Directive:
Check every line below for the word "ಲಯದಲ" and copy the ones that have it.

Saved entries

────────────────────

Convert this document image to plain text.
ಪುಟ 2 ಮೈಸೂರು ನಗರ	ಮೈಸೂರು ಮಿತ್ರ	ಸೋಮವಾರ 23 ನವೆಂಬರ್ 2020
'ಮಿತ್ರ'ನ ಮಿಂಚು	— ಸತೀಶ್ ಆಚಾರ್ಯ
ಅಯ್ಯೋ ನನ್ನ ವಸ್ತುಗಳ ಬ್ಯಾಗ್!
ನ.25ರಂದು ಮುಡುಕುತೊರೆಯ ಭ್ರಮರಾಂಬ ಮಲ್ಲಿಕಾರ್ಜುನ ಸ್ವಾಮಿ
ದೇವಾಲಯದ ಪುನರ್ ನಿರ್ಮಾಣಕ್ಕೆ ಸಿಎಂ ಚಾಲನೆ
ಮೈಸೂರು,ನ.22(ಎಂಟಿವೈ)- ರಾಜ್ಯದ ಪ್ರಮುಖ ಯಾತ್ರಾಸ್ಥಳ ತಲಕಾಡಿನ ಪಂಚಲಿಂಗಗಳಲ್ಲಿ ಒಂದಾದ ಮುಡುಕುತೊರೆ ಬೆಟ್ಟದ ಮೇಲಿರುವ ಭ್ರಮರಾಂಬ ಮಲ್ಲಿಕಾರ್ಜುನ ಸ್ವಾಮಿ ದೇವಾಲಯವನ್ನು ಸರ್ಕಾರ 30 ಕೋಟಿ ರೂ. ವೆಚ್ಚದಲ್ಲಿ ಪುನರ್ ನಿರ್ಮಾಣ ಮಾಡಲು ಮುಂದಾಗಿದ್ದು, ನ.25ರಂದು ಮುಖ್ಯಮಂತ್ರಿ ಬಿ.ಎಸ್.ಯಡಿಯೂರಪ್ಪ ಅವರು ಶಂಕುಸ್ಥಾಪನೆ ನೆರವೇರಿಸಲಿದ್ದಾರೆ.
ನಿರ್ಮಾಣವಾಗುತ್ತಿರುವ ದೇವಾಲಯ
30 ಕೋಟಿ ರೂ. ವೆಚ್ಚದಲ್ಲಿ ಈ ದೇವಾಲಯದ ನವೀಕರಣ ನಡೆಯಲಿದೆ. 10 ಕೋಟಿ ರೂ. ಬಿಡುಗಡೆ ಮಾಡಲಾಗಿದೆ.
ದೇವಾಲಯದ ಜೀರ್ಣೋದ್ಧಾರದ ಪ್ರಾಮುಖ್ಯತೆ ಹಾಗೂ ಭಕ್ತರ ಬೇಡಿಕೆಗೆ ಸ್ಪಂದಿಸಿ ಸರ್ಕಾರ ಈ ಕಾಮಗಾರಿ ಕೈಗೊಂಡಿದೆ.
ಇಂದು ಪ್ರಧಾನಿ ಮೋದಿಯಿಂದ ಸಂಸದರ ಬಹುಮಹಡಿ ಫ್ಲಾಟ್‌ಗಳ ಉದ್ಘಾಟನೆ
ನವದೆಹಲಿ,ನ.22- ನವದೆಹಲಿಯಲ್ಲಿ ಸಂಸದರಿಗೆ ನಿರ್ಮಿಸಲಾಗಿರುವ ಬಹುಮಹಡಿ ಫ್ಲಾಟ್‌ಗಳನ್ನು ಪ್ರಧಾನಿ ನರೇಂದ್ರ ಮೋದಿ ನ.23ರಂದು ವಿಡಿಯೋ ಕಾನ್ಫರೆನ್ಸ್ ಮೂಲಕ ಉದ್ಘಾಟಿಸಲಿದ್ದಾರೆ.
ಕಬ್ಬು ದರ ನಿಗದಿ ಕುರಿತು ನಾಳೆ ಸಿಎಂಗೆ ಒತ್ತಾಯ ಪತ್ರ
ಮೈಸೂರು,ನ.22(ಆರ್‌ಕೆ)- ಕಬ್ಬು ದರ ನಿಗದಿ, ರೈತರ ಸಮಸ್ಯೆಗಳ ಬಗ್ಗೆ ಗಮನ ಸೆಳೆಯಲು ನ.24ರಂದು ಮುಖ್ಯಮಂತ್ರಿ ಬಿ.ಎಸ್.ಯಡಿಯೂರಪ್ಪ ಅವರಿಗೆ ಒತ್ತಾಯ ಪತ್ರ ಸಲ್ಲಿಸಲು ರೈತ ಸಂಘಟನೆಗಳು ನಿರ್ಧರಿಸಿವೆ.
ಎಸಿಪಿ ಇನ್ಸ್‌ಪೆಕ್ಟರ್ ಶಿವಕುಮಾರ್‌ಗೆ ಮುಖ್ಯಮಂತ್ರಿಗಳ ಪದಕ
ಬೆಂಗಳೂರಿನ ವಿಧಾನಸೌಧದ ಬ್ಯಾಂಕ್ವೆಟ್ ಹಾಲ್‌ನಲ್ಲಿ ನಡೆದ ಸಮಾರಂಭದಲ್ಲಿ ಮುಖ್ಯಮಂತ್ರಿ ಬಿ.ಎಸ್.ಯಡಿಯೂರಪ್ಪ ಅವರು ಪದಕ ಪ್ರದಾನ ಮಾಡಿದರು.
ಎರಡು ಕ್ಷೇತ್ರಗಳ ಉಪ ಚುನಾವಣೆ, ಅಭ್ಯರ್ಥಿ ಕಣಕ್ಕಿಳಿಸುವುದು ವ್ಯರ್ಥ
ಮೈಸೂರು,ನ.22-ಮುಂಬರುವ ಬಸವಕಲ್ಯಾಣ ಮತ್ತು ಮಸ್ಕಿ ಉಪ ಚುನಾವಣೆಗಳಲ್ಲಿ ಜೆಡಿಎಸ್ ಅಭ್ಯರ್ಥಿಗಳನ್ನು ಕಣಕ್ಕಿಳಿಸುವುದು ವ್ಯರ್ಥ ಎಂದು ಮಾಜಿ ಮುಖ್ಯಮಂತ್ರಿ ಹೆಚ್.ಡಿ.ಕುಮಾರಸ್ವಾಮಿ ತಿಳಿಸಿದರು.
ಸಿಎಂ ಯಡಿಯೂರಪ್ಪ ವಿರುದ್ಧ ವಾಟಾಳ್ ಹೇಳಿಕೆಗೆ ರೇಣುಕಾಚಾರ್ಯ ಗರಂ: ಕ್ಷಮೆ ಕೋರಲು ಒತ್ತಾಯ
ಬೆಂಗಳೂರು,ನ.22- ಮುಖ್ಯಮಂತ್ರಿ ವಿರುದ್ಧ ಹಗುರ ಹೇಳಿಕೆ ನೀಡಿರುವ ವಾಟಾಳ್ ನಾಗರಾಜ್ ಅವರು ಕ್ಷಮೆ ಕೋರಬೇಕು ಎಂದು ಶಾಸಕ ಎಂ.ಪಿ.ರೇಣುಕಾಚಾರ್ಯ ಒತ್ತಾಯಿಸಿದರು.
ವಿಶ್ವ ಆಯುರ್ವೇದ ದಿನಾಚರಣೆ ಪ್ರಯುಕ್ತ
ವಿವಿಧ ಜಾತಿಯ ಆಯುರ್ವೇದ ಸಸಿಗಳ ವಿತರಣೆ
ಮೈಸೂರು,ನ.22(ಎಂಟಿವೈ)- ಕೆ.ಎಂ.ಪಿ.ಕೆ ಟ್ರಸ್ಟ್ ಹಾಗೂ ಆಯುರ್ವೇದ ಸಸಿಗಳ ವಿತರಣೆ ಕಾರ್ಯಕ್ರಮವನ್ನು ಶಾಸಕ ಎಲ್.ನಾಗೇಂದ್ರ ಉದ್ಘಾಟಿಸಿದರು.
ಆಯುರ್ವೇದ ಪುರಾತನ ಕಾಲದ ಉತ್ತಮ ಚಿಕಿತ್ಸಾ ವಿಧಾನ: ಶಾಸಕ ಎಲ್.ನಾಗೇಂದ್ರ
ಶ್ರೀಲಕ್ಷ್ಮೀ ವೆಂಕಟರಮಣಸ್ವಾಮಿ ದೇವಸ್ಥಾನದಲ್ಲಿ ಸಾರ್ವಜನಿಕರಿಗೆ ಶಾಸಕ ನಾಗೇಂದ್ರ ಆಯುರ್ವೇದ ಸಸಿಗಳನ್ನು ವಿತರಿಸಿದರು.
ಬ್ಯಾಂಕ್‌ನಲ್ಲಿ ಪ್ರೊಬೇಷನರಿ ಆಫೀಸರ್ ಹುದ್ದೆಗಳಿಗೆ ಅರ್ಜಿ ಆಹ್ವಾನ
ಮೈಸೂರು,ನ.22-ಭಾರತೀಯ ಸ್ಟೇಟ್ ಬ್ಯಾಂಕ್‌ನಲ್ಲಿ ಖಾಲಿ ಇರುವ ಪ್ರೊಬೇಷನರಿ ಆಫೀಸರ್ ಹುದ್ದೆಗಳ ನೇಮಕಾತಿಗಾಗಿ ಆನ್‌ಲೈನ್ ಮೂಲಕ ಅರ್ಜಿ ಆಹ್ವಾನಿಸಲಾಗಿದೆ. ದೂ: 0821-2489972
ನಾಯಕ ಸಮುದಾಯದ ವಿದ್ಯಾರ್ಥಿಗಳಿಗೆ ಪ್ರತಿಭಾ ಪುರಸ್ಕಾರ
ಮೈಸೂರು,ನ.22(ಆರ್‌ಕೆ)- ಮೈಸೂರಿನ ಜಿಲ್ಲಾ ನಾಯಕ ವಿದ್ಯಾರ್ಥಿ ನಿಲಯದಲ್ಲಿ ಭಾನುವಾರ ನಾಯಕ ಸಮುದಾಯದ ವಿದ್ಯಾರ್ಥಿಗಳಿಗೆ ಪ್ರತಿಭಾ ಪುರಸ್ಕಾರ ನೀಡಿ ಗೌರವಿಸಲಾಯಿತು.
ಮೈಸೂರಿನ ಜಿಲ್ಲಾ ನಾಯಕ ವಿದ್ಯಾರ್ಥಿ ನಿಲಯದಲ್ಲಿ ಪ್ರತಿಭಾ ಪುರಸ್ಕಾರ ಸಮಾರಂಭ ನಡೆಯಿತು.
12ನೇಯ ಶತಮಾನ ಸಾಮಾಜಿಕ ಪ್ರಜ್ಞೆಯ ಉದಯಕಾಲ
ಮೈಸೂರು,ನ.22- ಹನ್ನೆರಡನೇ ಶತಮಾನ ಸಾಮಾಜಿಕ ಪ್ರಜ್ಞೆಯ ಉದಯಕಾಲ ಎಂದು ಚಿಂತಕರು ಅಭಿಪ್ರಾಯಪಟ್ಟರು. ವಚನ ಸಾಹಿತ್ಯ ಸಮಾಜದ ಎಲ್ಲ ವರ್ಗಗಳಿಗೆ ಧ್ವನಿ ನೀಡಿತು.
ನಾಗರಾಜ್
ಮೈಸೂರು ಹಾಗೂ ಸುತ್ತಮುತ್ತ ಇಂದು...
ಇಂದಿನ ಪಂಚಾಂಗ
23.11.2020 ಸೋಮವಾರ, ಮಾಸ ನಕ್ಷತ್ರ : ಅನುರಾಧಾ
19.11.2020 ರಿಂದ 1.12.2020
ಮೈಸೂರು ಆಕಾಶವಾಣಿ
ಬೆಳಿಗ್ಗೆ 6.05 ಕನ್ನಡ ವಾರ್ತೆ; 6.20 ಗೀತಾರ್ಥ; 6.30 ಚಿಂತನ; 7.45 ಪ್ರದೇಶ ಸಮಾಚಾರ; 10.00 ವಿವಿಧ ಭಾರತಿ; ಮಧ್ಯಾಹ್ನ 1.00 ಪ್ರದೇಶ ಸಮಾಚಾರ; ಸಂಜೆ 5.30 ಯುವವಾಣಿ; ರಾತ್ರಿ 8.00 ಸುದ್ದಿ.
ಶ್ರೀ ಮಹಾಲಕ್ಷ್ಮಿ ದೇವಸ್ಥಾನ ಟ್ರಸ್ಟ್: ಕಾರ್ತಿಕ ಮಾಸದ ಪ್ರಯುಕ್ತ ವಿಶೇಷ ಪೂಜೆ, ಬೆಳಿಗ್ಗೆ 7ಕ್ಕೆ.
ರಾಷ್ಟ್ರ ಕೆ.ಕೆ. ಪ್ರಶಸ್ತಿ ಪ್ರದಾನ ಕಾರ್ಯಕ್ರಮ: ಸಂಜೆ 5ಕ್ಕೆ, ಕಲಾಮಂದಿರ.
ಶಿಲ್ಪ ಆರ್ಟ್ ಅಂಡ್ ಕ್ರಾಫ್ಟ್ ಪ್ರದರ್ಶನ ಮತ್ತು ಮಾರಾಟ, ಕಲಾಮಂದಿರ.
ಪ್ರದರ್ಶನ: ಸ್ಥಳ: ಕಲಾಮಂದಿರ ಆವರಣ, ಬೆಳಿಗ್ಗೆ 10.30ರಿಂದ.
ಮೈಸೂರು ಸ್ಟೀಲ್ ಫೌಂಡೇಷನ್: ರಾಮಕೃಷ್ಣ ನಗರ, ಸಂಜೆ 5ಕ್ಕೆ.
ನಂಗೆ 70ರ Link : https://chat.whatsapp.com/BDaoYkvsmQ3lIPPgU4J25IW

────────────────────

Response to the task:
ಮೈಸೂರು,ನ.22(ಆರ್‌ಕೆ)- ಮೈಸೂರಿನ ಜಿಲ್ಲಾ ನಾಯಕ ವಿದ್ಯಾರ್ಥಿ ನಿಲಯದಲ್ಲಿ ಭಾನುವಾರ ನಾಯಕ ಸಮುದಾಯದ ವಿದ್ಯಾರ್ಥಿಗಳಿಗೆ ಪ್ರತಿಭಾ ಪುರಸ್ಕಾರ ನೀಡಿ ಗೌರವಿಸಲಾಯಿತು.
ಮೈಸೂರಿನ ಜಿಲ್ಲಾ ನಾಯಕ ವಿದ್ಯಾರ್ಥಿ ನಿಲಯದಲ್ಲಿ ಪ್ರತಿಭಾ ಪುರಸ್ಕಾರ ಸಮಾರಂಭ ನಡೆಯಿತು.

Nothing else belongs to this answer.